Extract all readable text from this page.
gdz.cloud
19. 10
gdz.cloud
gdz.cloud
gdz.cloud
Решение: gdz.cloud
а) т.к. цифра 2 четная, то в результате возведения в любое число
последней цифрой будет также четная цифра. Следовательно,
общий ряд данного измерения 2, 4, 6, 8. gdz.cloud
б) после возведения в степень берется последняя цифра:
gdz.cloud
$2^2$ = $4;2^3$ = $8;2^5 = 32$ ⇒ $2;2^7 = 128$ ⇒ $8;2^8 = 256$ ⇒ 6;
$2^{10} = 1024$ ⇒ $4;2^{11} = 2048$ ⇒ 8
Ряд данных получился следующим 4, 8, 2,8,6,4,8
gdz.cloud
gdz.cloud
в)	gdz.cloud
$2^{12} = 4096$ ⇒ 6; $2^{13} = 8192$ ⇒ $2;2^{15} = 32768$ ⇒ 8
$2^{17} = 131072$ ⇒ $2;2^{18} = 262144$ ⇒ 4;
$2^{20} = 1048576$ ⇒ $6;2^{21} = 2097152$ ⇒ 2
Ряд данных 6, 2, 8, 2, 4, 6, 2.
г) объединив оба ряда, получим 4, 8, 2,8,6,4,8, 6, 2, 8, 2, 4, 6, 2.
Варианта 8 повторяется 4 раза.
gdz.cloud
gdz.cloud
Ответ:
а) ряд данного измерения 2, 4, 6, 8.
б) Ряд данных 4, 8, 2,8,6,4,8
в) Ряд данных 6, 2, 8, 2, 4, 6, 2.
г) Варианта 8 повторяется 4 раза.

EXERCISE DESCRIPTION =
Gather all lines where the word "четная" appears.

CORRECT ANSWER =
а) т.к. цифра 2 четная, то в результате возведения в любое число
последней цифрой будет также четная цифра. Следовательно,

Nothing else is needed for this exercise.